[Figure content listings]
[Start]

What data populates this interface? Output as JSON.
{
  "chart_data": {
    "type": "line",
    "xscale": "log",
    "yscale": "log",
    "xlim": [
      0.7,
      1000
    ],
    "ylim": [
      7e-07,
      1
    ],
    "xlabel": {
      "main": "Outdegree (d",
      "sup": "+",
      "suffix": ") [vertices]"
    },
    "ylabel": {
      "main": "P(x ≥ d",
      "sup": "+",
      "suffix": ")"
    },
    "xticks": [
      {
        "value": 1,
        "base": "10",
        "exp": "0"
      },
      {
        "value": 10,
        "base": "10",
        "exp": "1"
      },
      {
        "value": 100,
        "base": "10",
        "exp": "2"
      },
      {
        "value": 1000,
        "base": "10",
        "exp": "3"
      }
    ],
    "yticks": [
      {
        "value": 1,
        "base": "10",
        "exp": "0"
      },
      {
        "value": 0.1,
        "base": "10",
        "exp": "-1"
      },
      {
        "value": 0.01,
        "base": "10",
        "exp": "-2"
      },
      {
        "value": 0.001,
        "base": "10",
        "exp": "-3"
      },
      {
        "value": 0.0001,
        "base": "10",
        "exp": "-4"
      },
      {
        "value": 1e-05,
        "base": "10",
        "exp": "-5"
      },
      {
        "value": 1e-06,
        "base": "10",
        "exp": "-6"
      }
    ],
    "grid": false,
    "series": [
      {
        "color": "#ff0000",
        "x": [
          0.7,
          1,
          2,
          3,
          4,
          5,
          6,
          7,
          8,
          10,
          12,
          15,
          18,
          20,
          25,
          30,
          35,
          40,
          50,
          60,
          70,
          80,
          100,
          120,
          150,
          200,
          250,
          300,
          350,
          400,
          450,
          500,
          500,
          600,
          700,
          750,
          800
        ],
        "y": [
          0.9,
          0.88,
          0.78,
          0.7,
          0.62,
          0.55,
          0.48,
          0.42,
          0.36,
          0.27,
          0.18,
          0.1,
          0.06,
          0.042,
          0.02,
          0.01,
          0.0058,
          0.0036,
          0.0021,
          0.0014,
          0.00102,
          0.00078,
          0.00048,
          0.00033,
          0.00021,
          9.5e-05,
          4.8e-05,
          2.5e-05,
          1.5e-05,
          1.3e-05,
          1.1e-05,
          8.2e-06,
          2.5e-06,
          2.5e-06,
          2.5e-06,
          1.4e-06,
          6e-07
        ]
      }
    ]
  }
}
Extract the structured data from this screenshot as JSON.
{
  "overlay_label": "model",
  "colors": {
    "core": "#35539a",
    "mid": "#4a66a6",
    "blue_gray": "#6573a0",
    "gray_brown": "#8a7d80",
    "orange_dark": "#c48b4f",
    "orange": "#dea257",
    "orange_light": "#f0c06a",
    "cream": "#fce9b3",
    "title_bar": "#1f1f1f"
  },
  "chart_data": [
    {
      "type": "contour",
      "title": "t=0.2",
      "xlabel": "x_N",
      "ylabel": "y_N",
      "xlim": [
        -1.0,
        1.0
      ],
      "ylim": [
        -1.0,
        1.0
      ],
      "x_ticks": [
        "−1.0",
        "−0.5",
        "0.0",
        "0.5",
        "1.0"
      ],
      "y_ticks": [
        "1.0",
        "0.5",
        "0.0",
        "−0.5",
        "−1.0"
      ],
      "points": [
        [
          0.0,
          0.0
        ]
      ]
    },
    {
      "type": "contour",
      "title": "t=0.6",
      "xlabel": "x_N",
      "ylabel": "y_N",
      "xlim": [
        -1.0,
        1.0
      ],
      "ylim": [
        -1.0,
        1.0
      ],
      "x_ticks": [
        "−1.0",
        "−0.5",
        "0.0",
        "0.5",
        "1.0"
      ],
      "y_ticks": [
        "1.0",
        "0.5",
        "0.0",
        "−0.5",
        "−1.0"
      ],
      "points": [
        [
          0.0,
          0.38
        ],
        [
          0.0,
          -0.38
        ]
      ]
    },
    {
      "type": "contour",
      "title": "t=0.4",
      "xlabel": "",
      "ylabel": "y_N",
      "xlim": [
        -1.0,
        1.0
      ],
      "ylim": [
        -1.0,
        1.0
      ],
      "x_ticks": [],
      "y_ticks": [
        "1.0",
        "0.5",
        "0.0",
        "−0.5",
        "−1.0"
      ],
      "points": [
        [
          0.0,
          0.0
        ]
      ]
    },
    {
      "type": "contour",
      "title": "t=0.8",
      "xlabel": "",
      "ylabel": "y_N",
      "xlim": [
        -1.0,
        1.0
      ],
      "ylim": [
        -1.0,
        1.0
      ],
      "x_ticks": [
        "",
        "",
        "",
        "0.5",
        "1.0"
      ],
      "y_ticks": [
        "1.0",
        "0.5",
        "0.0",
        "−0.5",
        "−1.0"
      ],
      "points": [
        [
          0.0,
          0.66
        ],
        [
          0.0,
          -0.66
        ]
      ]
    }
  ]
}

[End]

Given exercise
Pick every line with "this" in it and copy it.

Exercise answer
What data populates this interface? Output as JSON.
Extract the structured data from this screenshot as JSON.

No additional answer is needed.